» **Exercises**
a: In the attestations commit, what does the most basic type of attestation assert?
b: Copy from the attestations commit the section starting at "# Security model" and ending at "particular code repository.".
c: Continue the attestations commit from the point where it stops.

» **Passage**
Add summaries for the security models of attestations and trusted publishing (#17242)

* Add summaries for the security models of attestations and trusted publishers

Signed-off-by: Mac Chaffee <[email protected]>

* Apply suggestions from code review

* Switch to non-walled link

* Clarify short/long-lived token risks

* Update docs/user/trusted-publishers/security-model.md

---------

Signed-off-by: Mac Chaffee <[email protected]>
Co-authored-by: Dustin Ingram <[email protected]>

Author: mac-chaffee

docs/user/attestations/security-model.md

@@ -4,6 +4,29 @@ title: Security Model and Considerations
 
 # Security model and considerations
 
+Since attestations are a framework for asserting certain facts about a package,
+the security model of attestations depends on which types of facts are being
+asserted.
+
+The most basic type of attestation (the type enabled by default in
+[`pypa/gh-action-pypi-publish`][gh-action-pypi-publish]) asserts that the
+project was published by an authorized publisher such as a particular CI
+provider in a particular code repository.
+
+This type of attestation has two main purposes:
+
+- It protects against modification of a project *after* it was built,
+  such as while it is stored in a package index or mirror.
+- It allows verifying parties to observe *changes* to the project's Trusted Publisher.
+  For example, a verifying party might observe that a project's new releases
+  are coming from a different Trusted Publisher, indicating that control
+  of the project may have changed hands maliciously.
+
+More advanced types of attestations can assert more things about the package
+such as whether it was tampered with *before* it was built, but these
+attestations require specialized build processes and are rarer as a result. See
+"[What about reproducible builds?]" in the SLSA FAQ.
+
 ## General considerations
 
 PyPI's support for attestations is built on top of a combination
@@ -14,27 +37,27 @@ See below for security considerations for each.
 
 !!! note
 
-    TL;DR: An attestation will tell you **who** produced a
-    PyPI package, but not **whether** you should trust them.
+    TL;DR: An attestation will tell you **where** a PyPI package came from, but
+    not **whether** you should trust it.
 
 Like with all signing schemes, it's tempting to treat the *presence* of
 an attestation as proof of a package's *trustworthiness*.
 
-However, this is **not** what an attestation (or any kind of signature)

Dataset excerpt
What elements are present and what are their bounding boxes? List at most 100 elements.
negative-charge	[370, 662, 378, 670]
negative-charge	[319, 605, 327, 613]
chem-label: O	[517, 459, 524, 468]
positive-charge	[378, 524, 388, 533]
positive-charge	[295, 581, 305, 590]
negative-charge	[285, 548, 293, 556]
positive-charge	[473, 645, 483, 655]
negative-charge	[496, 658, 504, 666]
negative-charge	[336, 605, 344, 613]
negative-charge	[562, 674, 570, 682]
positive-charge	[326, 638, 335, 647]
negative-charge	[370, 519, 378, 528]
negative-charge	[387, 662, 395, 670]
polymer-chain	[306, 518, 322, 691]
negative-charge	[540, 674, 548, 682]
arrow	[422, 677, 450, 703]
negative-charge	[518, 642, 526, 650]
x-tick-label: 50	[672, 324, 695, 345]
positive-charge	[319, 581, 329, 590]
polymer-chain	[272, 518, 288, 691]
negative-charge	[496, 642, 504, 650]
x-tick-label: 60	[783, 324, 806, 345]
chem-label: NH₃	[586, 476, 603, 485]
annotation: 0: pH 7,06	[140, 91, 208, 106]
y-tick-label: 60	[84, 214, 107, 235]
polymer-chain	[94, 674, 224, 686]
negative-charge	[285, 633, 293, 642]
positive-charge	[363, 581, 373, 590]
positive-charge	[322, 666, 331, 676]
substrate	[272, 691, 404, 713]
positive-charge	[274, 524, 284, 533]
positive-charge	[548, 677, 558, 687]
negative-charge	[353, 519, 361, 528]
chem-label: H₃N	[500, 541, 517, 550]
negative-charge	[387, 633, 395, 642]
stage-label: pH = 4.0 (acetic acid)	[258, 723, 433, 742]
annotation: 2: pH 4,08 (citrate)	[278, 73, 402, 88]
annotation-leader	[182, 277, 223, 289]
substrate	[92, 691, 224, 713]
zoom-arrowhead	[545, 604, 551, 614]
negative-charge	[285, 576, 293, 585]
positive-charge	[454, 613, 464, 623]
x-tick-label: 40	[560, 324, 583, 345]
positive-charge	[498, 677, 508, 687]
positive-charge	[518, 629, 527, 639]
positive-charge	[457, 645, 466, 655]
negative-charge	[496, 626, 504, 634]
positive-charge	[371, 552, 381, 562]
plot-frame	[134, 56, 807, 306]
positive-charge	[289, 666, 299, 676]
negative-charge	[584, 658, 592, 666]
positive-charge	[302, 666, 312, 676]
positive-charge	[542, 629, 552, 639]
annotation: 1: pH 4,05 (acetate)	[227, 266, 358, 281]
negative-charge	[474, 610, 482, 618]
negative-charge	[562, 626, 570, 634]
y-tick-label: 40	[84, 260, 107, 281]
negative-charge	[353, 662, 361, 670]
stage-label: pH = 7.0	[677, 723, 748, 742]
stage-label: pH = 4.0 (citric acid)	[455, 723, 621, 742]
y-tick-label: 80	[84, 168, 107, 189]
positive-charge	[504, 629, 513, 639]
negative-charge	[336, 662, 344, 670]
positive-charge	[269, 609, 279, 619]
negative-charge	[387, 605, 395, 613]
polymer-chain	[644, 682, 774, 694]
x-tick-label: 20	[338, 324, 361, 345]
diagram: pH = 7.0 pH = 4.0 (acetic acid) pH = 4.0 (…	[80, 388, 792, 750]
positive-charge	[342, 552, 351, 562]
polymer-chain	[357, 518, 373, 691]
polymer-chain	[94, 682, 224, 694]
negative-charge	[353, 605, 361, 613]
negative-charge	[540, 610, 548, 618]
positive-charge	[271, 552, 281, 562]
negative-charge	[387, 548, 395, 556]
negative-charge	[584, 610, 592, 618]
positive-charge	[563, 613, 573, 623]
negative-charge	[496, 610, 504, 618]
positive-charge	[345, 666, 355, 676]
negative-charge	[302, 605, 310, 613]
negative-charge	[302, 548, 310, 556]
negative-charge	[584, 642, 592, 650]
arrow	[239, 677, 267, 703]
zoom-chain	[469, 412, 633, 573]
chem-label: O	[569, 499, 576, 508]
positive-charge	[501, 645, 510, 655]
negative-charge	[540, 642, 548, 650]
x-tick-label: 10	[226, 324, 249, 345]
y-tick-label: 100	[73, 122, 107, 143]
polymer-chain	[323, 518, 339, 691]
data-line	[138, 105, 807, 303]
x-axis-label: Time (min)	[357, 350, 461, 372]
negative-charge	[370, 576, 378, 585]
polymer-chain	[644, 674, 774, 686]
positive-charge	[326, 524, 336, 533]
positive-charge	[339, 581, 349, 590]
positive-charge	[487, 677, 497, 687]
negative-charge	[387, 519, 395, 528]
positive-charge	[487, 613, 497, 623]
* * *
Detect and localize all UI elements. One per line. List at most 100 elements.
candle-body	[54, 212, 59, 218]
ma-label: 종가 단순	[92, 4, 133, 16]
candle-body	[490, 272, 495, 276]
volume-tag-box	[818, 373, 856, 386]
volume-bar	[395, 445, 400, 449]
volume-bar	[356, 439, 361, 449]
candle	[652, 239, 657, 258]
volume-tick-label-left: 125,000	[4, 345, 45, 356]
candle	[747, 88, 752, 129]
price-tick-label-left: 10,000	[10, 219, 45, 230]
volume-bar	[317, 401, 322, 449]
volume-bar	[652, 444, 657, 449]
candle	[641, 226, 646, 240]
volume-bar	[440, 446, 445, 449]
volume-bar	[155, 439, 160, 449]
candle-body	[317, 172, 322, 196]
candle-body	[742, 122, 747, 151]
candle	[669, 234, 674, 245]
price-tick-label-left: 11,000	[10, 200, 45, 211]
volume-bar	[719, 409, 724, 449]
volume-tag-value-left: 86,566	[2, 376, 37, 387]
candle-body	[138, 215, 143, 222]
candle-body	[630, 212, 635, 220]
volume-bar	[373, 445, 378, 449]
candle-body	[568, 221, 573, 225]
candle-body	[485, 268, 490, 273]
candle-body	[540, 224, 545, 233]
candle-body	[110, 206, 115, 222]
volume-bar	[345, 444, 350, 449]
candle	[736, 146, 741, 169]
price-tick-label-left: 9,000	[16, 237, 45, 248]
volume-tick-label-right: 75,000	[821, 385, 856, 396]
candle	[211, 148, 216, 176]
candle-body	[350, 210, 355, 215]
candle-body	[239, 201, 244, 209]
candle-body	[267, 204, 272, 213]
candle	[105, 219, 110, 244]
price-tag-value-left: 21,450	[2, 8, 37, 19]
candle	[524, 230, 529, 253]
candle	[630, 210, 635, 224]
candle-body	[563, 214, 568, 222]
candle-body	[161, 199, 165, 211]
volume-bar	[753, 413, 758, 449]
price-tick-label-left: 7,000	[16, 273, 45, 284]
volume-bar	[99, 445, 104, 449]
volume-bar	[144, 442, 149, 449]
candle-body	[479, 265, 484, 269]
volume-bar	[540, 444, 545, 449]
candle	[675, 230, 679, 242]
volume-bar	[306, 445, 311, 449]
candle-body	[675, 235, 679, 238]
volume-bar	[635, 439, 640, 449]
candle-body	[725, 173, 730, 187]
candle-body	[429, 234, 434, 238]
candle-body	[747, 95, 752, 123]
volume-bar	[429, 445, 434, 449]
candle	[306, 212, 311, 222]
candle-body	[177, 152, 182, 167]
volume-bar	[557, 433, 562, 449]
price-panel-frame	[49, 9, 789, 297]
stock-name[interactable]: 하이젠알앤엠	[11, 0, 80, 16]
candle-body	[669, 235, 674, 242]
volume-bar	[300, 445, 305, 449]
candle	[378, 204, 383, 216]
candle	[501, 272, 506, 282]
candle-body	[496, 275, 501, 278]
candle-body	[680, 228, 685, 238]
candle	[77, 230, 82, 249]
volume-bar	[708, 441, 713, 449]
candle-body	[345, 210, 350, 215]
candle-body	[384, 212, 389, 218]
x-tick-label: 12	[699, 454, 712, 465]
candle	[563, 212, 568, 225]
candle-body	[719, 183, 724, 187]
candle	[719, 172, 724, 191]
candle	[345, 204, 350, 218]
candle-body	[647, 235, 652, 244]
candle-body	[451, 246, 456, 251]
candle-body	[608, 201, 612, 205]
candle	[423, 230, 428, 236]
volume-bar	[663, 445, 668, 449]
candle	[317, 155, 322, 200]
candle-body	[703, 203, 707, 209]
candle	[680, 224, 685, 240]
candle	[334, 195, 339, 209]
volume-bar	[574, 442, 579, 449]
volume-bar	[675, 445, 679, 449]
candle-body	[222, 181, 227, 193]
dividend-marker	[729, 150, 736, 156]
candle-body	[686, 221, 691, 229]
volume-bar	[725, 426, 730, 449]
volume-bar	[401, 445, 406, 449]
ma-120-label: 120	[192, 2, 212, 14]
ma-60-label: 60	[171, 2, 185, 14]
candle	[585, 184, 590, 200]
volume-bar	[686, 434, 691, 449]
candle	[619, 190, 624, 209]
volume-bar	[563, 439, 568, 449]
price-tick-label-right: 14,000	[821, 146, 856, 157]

» **Task-by-task answers**
a: It asserts that the project was published by an authorized publisher, such as a particular CI provider in a particular code repository.

b:
# Security model and considerations
 
+Since attestations are a framework for asserting certain facts about a package,
+the security model of attestations depends on which types of facts are being
+asserted.
+
+The most basic type of attestation (the type enabled by default in
+[`pypa/gh-action-pypi-publish`][gh-action-pypi-publish]) asserts that the
+project was published by an authorized publisher such as a particular CI
+provider in a particular code repository.

c:
-conveys. At its core, a valid signature for some identity conveys a
-proof of **authenticity**: if the signature is verifiable against a key,
-then we know that the identity that controls that key produced the signature
-and is saying *something* about the signed-over data.
+However, this is **not** what an attestation (or any kind of signature) conveys.
+At its core, a valid signature for an identity on a package conveys a proof of
+access to that identity while the package was built.
 
-In other words: a valid signature asserts **authenticity**, but it does **not**
-tell the verifying party (e.g., a user installing packages from PyPI) **whether**
-they should trust the identity that holds the key.
+In other words: a valid signature does **not** tell the verifying party (e.g., a
+user installing packages from PyPI) **whether** they should trust the identity
+that holds the key or whether they should trust that malicious/vulnerable code
+was added before or during the build.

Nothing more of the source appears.